--- Extrait du document ---

C'est à Managua, capitale du Nicaragua sandiniste, avec pour passager
le ministre vénézuélien des Relations extérieures,
Nicolas Maduro, que Manuel Zelaya prenait lui-même jeudi le volant
d'un véhicule tout-terrain pour se diriger vers le Nord et le Honduras,
distant d'environ 300 km. Les automobiles qui l'accompagnent en caravane
transportent de nombreux journalistes. Le mythique Comandante Cero de la
révolution sandiniste, Eden Pastora, est aussi du voyage.
Hugo Chavez, président du Venezuela, avait coordonné le 5 juillet
une première tentative avortée de retour au Honduras de Manuel
Zelaya dans un avion vénézuélien. En août 2008,
le Honduras présidé par Zelaya ralliait le camp de la gauche
radicale latino-américaine en adhérant à l'Alternative
[aujourd'hui Alliance; ndlr] bolivarienne pour les Amériques, l'ALBA.
Celle-ci englobe actuellement le Venezuela, le Nicaragua, Cuba, la Bolivie,
l'Equateur, le Honduras, la Dominique, Antigua-et-Barbuda, ainsi que Saint-Vincent-et-les-Grenadines.
A Tegucigalpa, les nouvelles autorités du Honduras ont annoncé
leur intention de sortir leur pays de cette alliance.
Craignant qu'elle ne débouche sur des heurts sanglants, le secrétaire
général de l'Organisation des Etats américains (OEA),
José Miguel Insulza, juge "précipitée" la nouvelle tentative
de retour de Manuel Zelaya. A Washington, elle est qualifiée de "peu
prudente" par l'administration du président Barack Obama. L'OEA et
les Etats-Unis, ainsi que la Colombie et deux pays de la gauche latino-américaine
modérée, le Chili et l'Uruguay, ont exprimé le 23 juillet
l'espoir d'une relance de la
médiation du Costa Rica. Par contre,
les principaux pays de l'ALBA, Venezuela en tête, ne voient en cette
médiation qu'un stratagème pour consolider "le régime
putschiste" de Tegucigalpa.

--- Données fournies ---

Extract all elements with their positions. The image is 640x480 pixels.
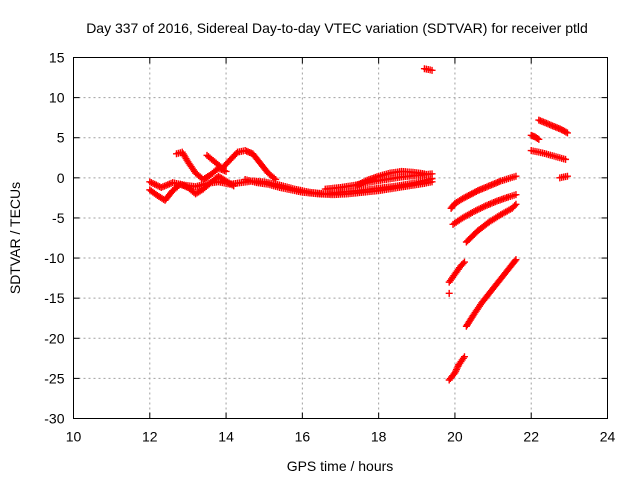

---

Tâches à réaliser:
1. Relevez toutes les personnes désignées par leur nom dans l'extrait sur le retour de Manuel Zelaya, s'il vous plaît.
2. Reproduisez le passage de l'extrait sur le retour de Manuel Zelaya en commençant par « C'est à Managua, capitale » et en poursuivant jusqu'à « les Amériques, l'ALBA. ».

Réponses attendues:
1.
Manuel Zelaya
Nicolas Maduro
Eden Pastora
Hugo Chavez
José Miguel Insulza
Barack Obama

2.
C'est à Managua, capitale du Nicaragua sandiniste, avec pour passager
le ministre vénézuélien des Relations extérieures,
Nicolas Maduro, que Manuel Zelaya prenait lui-même jeudi le volant
d'un véhicule tout-terrain pour se diriger vers le Nord et le Honduras,
distant d'environ 300 km. Les automobiles qui l'accompagnent en caravane
transportent de nombreux journalistes. Le mythique Comandante Cero de la
révolution sandiniste, Eden Pastora, est aussi du voyage.
Hugo Chavez, président du Venezuela, avait coordonné le 5 juillet
une première tentative avortée de retour au Honduras de Manuel
Zelaya dans un avion vénézuélien. En août 2008,
le Honduras présidé par Zelaya ralliait le camp de la gauche
radicale latino-américaine en adhérant à l'Alternative
[aujourd'hui Alliance; ndlr] bolivarienne pour les Amériques, l'ALBA.